What you should do →
Every line below that holds the string "System" should be copied out.
--- Start of Stored rows ---
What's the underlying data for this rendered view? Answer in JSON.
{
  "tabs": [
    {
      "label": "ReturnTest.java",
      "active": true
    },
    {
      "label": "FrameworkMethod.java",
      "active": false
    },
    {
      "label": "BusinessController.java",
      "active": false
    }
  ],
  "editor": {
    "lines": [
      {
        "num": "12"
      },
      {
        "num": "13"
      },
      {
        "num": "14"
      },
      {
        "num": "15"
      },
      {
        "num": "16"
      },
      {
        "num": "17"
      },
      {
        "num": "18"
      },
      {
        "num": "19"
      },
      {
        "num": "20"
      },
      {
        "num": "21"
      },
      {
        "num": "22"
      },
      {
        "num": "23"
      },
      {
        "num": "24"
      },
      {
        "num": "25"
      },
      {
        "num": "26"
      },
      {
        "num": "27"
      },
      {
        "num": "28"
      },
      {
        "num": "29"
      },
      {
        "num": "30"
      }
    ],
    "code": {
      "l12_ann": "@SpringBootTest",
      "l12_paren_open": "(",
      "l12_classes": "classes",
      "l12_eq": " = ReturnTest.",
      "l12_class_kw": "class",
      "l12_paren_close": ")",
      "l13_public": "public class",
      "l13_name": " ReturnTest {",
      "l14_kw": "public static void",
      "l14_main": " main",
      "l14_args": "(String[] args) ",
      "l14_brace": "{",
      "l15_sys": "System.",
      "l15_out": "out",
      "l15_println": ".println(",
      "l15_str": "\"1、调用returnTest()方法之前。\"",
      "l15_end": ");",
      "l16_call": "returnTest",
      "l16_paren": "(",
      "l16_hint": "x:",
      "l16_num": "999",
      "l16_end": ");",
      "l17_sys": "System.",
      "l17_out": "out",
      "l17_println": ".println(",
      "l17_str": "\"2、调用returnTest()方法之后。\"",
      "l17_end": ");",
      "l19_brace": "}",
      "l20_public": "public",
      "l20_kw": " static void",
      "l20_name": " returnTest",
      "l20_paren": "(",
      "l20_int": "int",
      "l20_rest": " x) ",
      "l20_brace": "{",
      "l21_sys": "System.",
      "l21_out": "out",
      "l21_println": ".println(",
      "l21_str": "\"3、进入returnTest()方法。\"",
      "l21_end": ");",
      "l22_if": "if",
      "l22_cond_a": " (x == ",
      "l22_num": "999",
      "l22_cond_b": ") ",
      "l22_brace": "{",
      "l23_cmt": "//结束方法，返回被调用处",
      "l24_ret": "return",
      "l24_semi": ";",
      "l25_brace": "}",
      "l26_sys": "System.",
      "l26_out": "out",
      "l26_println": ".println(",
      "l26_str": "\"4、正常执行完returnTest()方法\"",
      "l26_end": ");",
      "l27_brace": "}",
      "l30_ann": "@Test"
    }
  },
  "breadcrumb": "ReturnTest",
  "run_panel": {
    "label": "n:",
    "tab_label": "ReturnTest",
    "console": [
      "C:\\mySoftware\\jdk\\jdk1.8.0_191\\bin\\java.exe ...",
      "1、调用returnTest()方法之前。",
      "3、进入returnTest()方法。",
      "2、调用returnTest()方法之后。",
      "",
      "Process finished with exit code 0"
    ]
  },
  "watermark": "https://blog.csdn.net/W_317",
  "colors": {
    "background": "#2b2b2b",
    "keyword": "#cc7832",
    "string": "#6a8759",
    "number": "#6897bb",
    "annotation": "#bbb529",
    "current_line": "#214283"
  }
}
--- End of Stored rows ---
Task result →
      "l15_sys": "System.",
      "l17_sys": "System.",
      "l21_sys": "System.",
      "l26_sys": "System.",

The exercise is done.